§ Task objective:
Reproduce the records below exactly, leaving out any pictures.

Figure record listings:
★ ★ ★ ★

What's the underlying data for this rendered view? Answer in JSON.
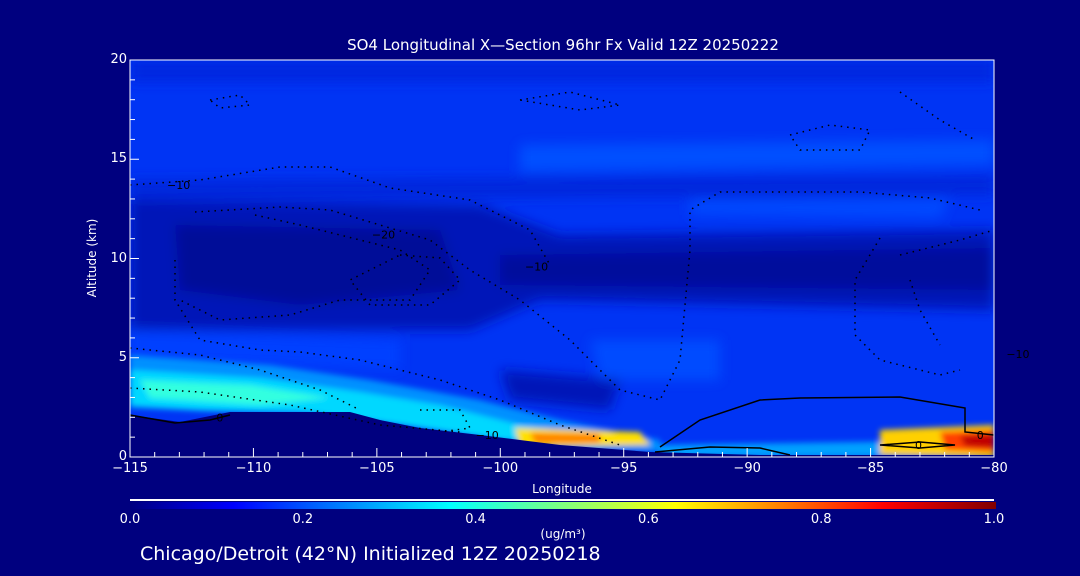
{
  "chart_data": {
    "type": "heatmap",
    "subtype": "filled-contour cross-section with contour lines",
    "title": "SO4 Longitudinal X—Section 96hr  Fx Valid 12Z 20250222",
    "xlabel": "Longitude",
    "ylabel": "Altitude (km)",
    "xlim": [
      -115,
      -80
    ],
    "ylim": [
      0,
      20
    ],
    "x_ticks": [
      -115,
      -110,
      -105,
      -100,
      -95,
      -90,
      -85,
      -80
    ],
    "x_tick_labels": [
      "−115",
      "−110",
      "−105",
      "−100",
      "−95",
      "−90",
      "−85",
      "−80"
    ],
    "y_ticks": [
      0,
      5,
      10,
      15,
      20
    ],
    "y_tick_labels": [
      "0",
      "5",
      "10",
      "15",
      "20"
    ],
    "colorbar": {
      "range": [
        0.0,
        1.0
      ],
      "ticks": [
        0.0,
        0.2,
        0.4,
        0.6,
        0.8,
        1.0
      ],
      "tick_labels": [
        "0.0",
        "0.2",
        "0.4",
        "0.6",
        "0.8",
        "1.0"
      ],
      "units": "(ug/m³)",
      "colormap": [
        "#00007f",
        "#0000ff",
        "#00ffff",
        "#ffff00",
        "#ff0000",
        "#7f0000"
      ]
    },
    "contour_labels": [
      "−10",
      "−20",
      "−10",
      "0",
      "−10",
      "−10",
      "0",
      "0"
    ],
    "highlights": [
      {
        "lon": -97,
        "alt": 0.8,
        "value": 0.7
      },
      {
        "lon": -80.5,
        "alt": 0.6,
        "value": 0.85
      },
      {
        "lon": -110,
        "alt": 3,
        "value": 0.4
      }
    ]
  },
  "footer": "Chicago/Detroit (42°N) Initialized 12Z 20250218",
  "colors": {
    "background": "#00007f",
    "text": "#ffffff"
  }
}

★ ★ ★ ★

§ Answer below:
What's the underlying data for this rendered view? Answer in JSON.
{
  "chart_data": {
    "type": "heatmap",
    "subtype": "filled-contour cross-section with contour lines",
    "title": "SO4 Longitudinal X—Section 96hr  Fx Valid 12Z 20250222",
    "xlabel": "Longitude",
    "ylabel": "Altitude (km)",
    "xlim": [
      -115,
      -80
    ],
    "ylim": [
      0,
      20
    ],
    "x_ticks": [
      -115,
      -110,
      -105,
      -100,
      -95,
      -90,
      -85,
      -80
    ],
    "x_tick_labels": [
      "−115",
      "−110",
      "−105",
      "−100",
      "−95",
      "−90",
      "−85",
      "−80"
    ],
    "y_ticks": [
      0,
      5,
      10,
      15,
      20
    ],
    "y_tick_labels": [
      "0",
      "5",
      "10",
      "15",
      "20"
    ],
    "colorbar": {
      "range": [
        0.0,
        1.0
      ],
      "ticks": [
        0.0,
        0.2,
        0.4,
        0.6,
        0.8,
        1.0
      ],
      "tick_labels": [
        "0.0",
        "0.2",
        "0.4",
        "0.6",
        "0.8",
        "1.0"
      ],
      "units": "(ug/m³)",
      "colormap": [
        "#00007f",
        "#0000ff",
        "#00ffff",
        "#ffff00",
        "#ff0000",
        "#7f0000"
      ]
    },
    "contour_labels": [
      "−10",
      "−20",
      "−10",
      "0",
      "−10",
      "−10",
      "0",
      "0"
    ],
    "highlights": [
      {
        "lon": -97,
        "alt": 0.8,
        "value": 0.7
      },
      {
        "lon": -80.5,
        "alt": 0.6,
        "value": 0.85
      },
      {
        "lon": -110,
        "alt": 3,
        "value": 0.4
      }
    ]
  },
  "footer": "Chicago/Detroit (42°N) Initialized 12Z 20250218",
  "colors": {
    "background": "#00007f",
    "text": "#ffffff"
  }
}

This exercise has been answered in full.